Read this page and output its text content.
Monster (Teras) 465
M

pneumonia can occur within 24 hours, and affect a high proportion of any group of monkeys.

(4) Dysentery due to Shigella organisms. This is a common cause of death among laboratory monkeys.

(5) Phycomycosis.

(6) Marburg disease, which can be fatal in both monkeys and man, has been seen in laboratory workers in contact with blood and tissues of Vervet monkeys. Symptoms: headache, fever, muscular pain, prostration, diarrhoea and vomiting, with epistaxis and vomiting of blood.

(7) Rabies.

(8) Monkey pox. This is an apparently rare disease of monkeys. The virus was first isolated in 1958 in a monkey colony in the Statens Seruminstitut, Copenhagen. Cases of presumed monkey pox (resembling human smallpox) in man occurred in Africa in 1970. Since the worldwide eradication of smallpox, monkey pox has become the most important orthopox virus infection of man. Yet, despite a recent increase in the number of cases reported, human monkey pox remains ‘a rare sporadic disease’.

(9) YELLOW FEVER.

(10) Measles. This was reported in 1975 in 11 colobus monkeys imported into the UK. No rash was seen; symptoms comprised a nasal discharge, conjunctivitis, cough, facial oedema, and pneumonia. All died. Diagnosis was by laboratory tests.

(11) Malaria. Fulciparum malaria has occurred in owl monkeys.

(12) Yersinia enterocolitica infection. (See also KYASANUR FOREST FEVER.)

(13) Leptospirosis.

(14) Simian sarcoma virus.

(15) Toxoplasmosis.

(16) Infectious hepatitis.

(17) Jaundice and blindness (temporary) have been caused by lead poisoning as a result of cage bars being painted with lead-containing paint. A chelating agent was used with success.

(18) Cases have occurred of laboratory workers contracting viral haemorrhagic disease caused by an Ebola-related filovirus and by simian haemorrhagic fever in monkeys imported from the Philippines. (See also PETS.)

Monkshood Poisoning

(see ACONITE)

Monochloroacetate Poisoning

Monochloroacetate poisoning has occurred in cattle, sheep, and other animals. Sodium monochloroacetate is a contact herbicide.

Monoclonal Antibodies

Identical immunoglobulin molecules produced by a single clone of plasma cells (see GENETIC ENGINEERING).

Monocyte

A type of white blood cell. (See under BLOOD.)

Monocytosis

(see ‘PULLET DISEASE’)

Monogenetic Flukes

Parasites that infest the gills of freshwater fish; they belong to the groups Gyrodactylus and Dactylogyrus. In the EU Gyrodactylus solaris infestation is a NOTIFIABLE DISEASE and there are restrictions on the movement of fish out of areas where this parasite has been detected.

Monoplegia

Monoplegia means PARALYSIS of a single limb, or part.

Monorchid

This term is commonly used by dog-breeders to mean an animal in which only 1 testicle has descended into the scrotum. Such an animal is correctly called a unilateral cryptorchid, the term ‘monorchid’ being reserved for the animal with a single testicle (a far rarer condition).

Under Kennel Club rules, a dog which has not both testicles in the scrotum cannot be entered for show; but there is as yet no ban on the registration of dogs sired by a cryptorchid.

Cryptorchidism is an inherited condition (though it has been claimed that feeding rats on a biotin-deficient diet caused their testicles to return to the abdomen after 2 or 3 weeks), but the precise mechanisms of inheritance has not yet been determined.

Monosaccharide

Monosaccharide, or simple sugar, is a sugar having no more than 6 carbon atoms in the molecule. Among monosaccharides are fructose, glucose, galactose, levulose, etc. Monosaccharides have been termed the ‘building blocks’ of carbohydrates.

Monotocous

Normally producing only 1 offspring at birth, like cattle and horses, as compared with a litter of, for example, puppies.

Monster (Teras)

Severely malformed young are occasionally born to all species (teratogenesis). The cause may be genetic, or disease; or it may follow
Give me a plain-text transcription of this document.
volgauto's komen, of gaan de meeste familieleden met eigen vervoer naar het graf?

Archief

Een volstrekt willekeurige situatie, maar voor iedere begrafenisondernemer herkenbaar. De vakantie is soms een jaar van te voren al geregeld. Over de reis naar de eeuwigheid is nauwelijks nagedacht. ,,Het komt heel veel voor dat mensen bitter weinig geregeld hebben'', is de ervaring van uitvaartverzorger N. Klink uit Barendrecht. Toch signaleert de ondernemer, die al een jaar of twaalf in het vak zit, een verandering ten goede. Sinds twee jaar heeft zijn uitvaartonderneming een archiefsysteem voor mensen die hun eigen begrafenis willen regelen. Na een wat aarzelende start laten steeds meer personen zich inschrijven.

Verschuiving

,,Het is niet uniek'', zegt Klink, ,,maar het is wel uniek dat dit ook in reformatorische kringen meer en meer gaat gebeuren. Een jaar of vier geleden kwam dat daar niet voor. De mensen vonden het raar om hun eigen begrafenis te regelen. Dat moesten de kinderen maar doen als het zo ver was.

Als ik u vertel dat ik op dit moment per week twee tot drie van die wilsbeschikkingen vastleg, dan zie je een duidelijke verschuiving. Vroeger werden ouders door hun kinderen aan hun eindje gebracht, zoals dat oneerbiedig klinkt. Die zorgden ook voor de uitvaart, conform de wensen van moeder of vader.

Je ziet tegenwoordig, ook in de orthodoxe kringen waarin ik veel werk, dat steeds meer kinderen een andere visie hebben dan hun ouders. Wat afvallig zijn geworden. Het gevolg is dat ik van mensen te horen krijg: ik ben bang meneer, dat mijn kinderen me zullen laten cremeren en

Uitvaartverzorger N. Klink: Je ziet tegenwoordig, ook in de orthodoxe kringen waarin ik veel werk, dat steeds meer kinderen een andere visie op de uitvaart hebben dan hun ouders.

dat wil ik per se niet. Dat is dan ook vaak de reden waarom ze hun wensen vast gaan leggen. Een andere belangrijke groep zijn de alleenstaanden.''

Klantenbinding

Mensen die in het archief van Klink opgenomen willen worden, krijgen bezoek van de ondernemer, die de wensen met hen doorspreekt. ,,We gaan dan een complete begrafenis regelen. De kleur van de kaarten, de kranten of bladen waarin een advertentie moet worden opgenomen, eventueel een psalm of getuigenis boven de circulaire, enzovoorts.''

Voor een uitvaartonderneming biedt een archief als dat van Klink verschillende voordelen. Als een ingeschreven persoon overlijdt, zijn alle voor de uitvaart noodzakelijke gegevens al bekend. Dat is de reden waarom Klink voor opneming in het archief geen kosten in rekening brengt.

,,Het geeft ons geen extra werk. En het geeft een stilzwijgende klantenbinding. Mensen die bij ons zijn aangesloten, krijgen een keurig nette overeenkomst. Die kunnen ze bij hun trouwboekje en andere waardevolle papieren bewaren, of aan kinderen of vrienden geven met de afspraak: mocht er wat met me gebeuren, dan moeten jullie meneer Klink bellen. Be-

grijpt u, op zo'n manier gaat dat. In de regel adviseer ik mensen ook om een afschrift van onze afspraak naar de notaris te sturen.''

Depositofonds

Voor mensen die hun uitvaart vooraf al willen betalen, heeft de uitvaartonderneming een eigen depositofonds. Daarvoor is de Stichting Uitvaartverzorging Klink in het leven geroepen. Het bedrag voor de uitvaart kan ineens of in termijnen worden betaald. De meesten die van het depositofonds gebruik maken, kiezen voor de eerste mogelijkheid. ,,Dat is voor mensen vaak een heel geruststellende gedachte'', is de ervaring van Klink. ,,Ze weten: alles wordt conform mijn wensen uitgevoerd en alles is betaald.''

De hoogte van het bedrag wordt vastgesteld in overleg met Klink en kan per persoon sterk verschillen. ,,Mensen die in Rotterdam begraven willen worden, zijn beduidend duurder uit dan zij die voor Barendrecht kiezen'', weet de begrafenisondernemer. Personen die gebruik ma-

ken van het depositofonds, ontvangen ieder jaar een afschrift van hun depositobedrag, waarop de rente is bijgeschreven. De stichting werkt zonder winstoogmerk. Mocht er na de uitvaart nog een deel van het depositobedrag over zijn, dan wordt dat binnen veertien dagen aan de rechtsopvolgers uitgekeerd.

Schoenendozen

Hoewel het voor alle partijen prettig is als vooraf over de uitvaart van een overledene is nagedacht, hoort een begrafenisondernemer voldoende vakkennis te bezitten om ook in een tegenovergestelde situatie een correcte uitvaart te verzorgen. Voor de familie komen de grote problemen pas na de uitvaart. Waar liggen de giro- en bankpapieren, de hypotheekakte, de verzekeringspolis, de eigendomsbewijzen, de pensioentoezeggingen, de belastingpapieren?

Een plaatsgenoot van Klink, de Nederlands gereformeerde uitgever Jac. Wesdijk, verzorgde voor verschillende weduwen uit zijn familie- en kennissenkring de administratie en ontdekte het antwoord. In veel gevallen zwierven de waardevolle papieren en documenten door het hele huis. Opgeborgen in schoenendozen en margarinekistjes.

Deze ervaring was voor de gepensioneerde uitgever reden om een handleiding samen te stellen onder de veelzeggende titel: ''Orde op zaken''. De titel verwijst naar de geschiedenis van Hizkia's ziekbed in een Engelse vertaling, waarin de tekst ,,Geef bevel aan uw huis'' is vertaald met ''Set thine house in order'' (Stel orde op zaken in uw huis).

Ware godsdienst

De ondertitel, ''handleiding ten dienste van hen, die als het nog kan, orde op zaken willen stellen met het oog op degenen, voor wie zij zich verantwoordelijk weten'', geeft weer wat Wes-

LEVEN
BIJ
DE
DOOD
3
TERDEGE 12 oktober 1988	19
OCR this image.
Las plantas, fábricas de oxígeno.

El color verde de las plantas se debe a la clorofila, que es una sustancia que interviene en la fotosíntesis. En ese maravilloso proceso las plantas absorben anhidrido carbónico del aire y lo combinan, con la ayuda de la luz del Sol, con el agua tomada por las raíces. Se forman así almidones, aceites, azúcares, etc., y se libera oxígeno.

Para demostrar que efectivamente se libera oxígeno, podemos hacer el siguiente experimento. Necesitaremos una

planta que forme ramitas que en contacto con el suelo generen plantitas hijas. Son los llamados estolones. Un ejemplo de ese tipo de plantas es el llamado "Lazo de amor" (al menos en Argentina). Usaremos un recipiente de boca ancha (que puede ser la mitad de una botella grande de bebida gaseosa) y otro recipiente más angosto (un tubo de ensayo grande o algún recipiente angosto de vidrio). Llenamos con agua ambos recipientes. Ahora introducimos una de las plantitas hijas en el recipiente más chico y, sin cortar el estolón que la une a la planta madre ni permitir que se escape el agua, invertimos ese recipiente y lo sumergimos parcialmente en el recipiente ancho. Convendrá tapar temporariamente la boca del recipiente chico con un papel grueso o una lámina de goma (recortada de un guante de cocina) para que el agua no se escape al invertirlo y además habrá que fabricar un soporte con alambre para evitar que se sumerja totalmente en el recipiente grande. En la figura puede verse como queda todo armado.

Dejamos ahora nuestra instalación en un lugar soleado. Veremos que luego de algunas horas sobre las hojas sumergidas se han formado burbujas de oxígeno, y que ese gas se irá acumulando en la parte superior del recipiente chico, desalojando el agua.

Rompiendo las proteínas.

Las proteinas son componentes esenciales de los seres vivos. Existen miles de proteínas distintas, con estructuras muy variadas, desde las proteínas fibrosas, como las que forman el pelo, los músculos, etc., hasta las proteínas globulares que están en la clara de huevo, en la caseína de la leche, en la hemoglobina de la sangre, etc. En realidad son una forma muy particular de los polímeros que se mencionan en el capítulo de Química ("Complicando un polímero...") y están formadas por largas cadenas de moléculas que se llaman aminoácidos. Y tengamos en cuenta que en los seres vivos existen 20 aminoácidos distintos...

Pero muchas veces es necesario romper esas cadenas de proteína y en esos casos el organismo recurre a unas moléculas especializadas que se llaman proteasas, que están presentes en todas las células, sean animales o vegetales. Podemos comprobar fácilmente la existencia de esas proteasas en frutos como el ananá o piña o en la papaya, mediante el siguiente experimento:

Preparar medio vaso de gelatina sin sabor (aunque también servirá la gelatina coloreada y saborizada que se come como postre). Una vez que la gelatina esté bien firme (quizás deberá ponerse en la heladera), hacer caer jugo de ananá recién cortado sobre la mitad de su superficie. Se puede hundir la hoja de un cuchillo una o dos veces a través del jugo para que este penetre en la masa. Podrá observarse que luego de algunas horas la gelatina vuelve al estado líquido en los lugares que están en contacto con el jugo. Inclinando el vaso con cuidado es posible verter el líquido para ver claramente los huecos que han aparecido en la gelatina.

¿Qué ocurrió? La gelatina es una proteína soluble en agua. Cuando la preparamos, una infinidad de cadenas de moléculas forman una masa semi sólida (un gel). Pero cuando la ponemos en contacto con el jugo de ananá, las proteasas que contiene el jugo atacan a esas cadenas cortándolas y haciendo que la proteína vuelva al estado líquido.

* * * * * * *

What to produce →
Copy out each line carrying the string "steeds" from the data.

Result below →
Een volstrekt willekeurige situatie, maar voor iedere begrafenisondernemer herkenbaar. De vakantie is soms een jaar van te voren al geregeld. Over de reis naar de eeuwigheid is nauwelijks nagedacht. ,,Het komt heel veel voor dat mensen bitter weinig geregeld hebben'', is de ervaring van uitvaartverzorger N. Klink uit Barendrecht. Toch signaleert de ondernemer, die al een jaar of twaalf in het vak zit, een verandering ten goede. Sinds twee jaar heeft zijn uitvaartonderneming een archiefsysteem voor mensen die hun eigen begrafenis willen regelen. Na een wat aarzelende start laten steeds meer personen zich inschrijven.
Je ziet tegenwoordig, ook in de orthodoxe kringen waarin ik veel werk, dat steeds meer kinderen een andere visie hebben dan hun ouders. Wat afvallig zijn geworden. Het gevolg is dat ik van mensen te horen krijg: ik ben bang meneer, dat mijn kinderen me zullen laten cremeren en
Uitvaartverzorger N. Klink: Je ziet tegenwoordig, ook in de orthodoxe kringen waarin ik veel werk, dat steeds meer kinderen een andere visie op de uitvaart hebben dan hun ouders.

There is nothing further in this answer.